[Data excerpts]

****

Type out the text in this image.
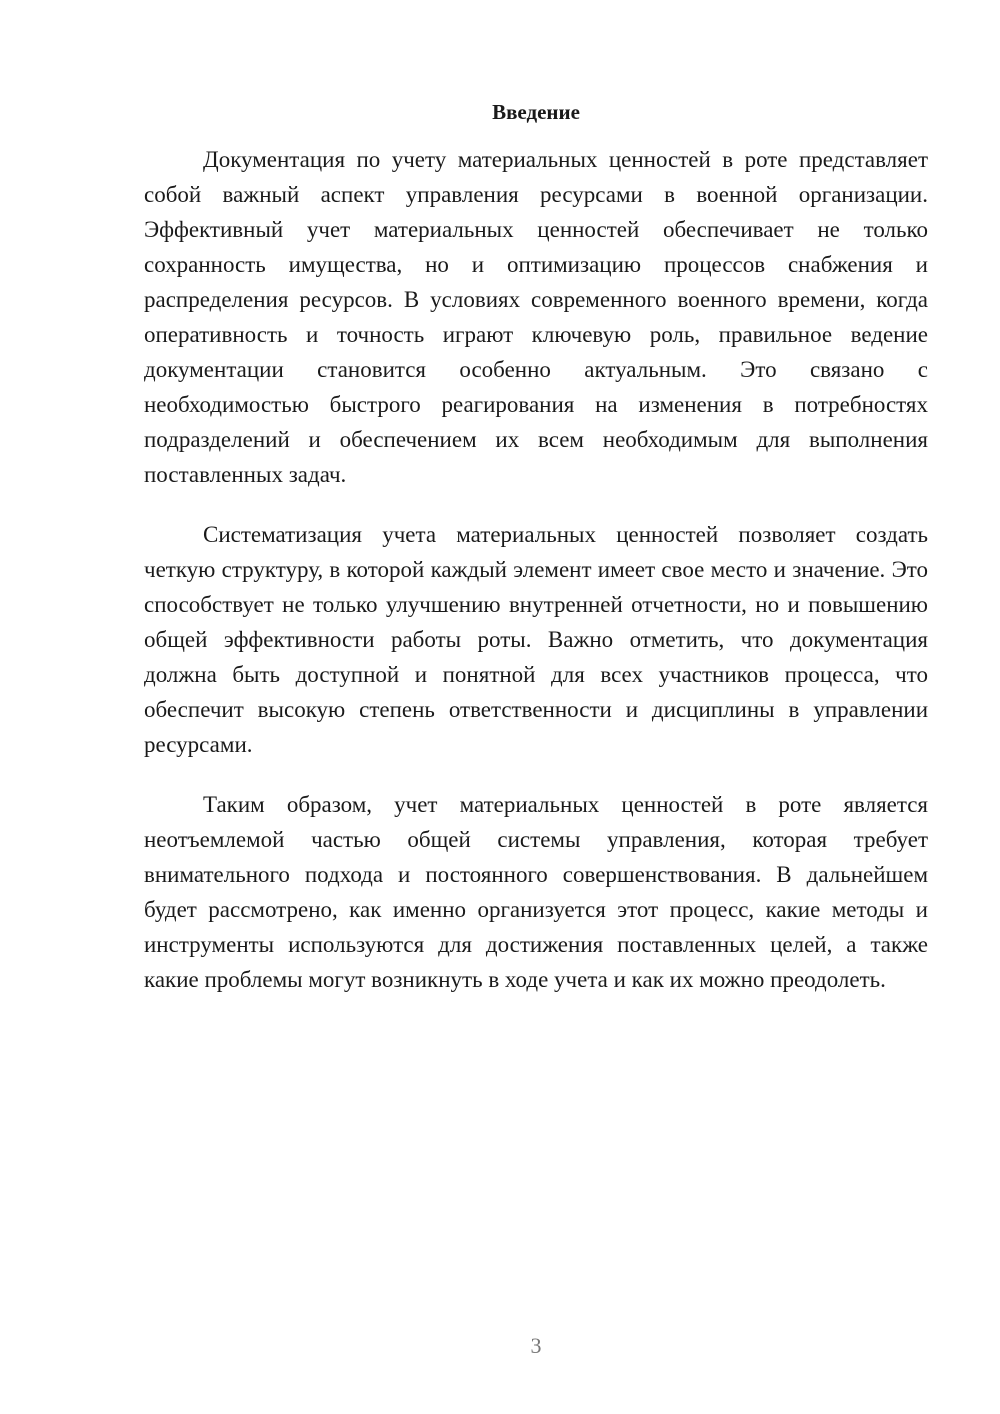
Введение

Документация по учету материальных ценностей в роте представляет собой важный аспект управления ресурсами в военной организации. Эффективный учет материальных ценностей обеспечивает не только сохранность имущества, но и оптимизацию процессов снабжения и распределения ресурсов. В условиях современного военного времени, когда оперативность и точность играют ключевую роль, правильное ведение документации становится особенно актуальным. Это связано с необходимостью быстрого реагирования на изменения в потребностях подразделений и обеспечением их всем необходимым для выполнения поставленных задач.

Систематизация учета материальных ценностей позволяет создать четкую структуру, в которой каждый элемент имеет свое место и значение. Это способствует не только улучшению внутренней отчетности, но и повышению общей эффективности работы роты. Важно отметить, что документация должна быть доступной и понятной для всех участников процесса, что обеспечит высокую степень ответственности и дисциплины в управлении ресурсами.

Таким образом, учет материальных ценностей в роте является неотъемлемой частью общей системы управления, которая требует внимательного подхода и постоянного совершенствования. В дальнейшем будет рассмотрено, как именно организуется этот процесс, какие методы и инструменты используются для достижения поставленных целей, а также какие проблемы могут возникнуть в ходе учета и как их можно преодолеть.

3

****

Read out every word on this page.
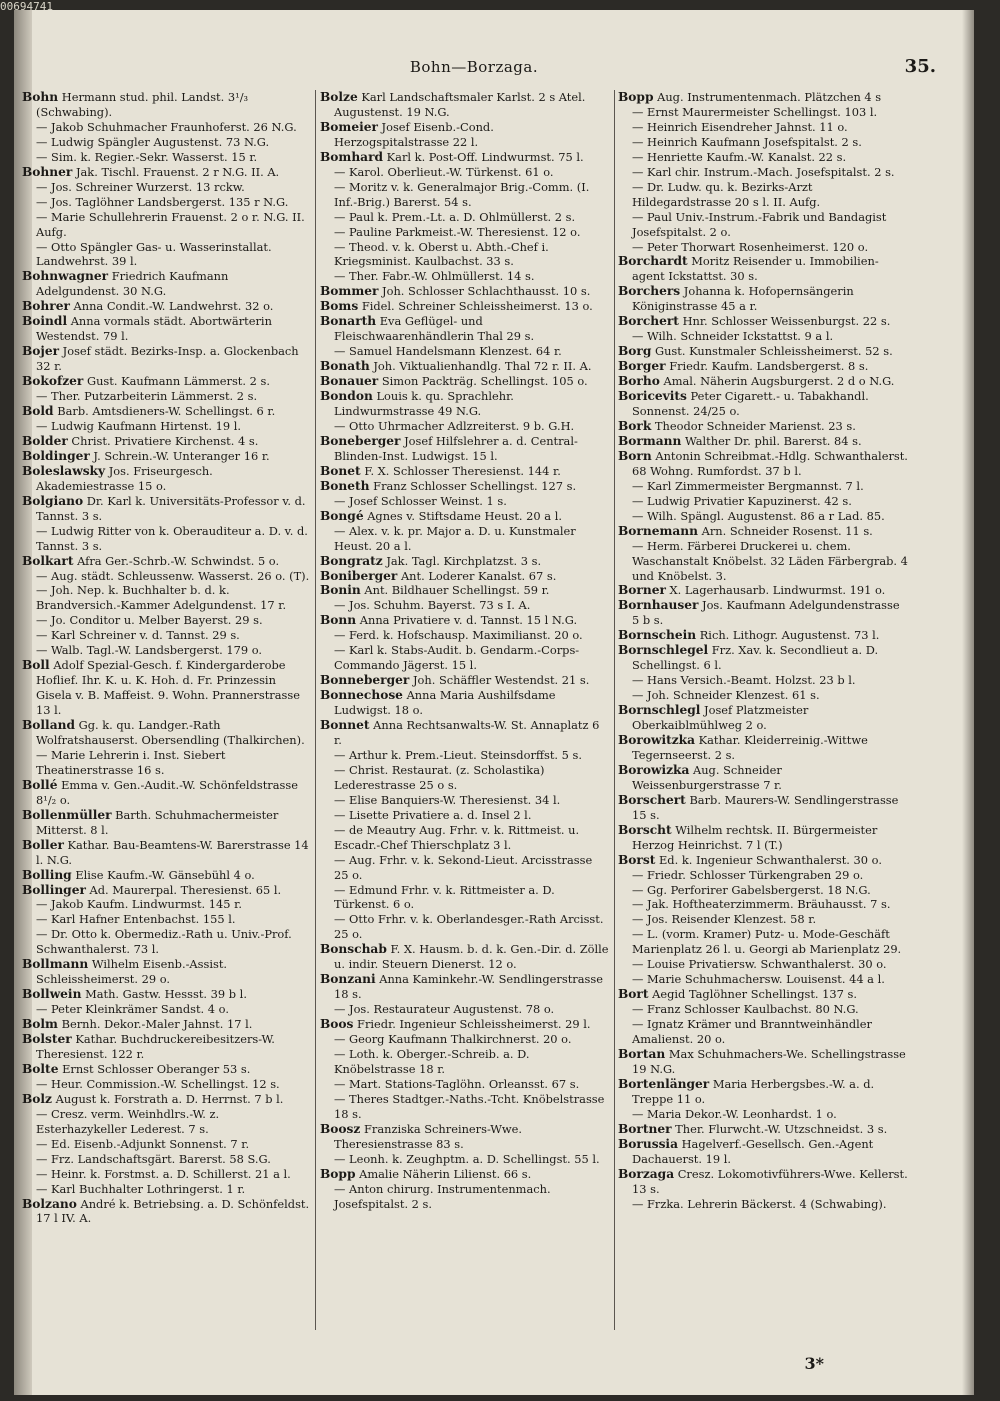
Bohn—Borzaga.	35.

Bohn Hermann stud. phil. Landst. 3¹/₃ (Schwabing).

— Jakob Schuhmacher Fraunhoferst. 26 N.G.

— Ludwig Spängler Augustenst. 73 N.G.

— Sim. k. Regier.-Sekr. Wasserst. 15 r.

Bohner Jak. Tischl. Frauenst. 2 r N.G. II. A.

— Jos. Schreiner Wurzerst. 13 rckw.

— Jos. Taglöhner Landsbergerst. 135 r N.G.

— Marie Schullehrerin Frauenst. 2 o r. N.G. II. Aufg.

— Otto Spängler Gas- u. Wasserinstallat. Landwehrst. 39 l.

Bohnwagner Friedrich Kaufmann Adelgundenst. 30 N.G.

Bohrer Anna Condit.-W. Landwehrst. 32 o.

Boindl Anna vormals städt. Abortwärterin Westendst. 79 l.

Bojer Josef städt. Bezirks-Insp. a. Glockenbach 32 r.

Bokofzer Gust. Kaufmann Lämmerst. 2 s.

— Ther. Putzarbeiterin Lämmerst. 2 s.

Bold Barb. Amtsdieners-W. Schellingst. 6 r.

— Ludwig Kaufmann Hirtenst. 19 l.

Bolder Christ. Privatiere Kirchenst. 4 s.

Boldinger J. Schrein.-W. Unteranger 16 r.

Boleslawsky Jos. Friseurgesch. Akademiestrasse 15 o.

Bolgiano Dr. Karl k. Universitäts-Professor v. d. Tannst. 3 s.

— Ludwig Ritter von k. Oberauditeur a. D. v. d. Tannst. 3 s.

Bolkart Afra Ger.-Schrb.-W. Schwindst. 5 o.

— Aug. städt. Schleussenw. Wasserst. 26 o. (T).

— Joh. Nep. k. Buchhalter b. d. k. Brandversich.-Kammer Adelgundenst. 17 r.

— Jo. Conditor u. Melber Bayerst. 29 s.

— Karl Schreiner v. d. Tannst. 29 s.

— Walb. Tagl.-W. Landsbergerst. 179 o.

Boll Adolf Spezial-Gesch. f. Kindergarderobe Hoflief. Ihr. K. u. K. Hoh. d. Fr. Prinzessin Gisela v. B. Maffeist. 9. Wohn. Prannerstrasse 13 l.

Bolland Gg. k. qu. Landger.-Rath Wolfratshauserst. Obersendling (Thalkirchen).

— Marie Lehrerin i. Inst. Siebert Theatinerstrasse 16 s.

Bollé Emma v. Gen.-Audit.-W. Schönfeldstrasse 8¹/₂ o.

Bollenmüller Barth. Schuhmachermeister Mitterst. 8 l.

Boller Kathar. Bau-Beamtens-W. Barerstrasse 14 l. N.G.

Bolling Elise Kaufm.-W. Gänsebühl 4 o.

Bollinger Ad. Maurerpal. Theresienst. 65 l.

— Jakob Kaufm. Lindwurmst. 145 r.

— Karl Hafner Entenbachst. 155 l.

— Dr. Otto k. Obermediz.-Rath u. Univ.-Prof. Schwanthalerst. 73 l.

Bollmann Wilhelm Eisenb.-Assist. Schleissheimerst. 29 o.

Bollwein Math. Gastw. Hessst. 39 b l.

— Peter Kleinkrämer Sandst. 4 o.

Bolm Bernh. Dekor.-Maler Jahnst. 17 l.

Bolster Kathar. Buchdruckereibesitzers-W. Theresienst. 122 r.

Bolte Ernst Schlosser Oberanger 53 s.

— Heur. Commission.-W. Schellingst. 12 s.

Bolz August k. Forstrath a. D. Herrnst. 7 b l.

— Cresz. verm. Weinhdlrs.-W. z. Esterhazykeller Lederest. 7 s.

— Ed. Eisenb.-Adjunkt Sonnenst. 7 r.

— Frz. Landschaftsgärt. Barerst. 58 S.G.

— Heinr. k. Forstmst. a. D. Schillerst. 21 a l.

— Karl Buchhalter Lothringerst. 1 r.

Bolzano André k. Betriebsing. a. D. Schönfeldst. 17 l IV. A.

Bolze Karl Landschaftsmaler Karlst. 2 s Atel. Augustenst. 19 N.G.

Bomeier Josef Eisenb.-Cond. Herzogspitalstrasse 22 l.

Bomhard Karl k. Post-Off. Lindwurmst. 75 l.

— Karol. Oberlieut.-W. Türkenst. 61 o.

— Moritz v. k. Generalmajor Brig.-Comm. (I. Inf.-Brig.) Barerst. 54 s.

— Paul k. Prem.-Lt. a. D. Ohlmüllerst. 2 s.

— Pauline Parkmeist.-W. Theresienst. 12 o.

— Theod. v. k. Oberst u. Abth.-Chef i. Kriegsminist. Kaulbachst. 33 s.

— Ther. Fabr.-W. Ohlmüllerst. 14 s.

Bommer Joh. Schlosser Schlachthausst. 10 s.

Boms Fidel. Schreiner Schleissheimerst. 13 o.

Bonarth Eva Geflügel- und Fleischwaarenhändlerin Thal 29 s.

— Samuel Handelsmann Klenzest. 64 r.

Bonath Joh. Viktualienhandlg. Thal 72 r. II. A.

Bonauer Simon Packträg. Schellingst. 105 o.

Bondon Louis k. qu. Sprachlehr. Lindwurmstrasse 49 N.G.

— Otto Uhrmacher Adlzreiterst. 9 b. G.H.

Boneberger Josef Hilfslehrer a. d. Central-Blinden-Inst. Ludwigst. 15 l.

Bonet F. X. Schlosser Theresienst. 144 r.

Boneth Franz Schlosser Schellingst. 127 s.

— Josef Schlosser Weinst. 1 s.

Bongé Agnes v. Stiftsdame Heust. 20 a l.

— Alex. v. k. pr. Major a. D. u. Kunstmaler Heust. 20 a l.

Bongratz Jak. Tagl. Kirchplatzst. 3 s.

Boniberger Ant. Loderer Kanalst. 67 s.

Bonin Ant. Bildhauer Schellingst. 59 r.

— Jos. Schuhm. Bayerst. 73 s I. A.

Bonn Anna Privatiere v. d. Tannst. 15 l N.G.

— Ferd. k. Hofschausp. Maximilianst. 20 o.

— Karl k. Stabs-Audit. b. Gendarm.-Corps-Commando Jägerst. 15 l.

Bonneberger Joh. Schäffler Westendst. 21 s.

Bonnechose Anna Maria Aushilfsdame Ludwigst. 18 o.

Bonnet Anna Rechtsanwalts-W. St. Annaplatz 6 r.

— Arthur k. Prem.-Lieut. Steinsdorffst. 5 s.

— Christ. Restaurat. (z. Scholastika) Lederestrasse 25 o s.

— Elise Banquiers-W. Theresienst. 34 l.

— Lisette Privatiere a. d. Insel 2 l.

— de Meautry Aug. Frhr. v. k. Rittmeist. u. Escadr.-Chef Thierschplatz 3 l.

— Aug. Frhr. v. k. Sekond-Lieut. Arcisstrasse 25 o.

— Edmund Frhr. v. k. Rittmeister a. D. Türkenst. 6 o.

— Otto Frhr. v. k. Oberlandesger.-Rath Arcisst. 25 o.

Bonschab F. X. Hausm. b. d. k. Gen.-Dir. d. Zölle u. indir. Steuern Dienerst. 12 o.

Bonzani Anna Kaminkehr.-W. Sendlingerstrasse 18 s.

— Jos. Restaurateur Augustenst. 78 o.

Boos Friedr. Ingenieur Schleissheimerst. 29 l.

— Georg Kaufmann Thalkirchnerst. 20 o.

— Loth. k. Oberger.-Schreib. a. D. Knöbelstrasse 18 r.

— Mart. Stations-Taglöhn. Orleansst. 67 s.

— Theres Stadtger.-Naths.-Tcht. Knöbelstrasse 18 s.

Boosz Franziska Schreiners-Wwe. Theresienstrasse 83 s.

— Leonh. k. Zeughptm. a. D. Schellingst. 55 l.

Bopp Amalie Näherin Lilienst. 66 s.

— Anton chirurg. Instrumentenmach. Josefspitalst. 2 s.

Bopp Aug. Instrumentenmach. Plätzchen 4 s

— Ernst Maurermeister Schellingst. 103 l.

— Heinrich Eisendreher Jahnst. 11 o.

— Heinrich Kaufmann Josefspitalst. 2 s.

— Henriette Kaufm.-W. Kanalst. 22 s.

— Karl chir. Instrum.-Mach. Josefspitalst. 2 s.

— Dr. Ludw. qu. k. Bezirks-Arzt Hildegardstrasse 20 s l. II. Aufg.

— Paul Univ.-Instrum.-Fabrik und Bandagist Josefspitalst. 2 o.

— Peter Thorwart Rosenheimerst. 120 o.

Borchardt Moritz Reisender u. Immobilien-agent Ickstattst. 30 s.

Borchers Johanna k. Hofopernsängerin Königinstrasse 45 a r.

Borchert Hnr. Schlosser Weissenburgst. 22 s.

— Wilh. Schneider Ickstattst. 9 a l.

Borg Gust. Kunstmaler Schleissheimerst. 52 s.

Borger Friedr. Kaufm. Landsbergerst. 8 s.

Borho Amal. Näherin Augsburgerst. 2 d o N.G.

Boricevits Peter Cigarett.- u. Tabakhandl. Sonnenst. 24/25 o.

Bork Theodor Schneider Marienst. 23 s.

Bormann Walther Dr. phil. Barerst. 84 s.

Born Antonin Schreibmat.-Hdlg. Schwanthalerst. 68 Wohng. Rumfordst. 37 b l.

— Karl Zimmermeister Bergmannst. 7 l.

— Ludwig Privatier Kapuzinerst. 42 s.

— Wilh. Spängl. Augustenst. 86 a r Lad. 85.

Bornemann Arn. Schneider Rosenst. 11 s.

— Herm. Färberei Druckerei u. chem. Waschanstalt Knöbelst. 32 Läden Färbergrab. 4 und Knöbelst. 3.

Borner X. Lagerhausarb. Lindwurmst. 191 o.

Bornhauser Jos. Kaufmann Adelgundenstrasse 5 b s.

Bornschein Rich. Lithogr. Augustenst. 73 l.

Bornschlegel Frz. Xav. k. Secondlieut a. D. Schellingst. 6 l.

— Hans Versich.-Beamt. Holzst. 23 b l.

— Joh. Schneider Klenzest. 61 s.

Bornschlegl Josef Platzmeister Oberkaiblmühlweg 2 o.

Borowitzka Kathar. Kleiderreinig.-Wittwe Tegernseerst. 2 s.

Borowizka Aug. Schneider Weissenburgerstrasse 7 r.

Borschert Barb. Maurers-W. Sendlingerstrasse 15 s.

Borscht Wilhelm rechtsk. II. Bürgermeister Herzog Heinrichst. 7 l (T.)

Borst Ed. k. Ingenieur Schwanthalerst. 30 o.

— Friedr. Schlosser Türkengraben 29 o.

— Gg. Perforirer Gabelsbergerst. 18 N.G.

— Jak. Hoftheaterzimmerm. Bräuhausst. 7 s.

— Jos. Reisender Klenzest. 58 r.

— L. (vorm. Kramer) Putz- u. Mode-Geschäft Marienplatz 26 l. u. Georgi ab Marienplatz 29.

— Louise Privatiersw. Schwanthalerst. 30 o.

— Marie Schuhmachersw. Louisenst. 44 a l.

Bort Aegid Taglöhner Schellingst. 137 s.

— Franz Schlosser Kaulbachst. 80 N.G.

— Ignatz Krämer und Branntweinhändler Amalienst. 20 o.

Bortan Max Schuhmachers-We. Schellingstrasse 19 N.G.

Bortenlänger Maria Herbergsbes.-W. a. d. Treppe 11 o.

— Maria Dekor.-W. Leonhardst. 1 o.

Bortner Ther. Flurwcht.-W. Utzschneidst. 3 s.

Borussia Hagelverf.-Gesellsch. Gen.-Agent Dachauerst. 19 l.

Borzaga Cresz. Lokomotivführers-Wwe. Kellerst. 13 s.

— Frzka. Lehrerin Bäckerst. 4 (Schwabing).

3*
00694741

****

→ WRITTEN INSTRUCTION: Report each line of the material above where the word "Westendst" appears.

→ FINISHED EXERCISE:
Boindl Anna vormals städt. Abortwärterin Westendst. 79 l.
Bonneberger Joh. Schäffler Westendst. 21 s.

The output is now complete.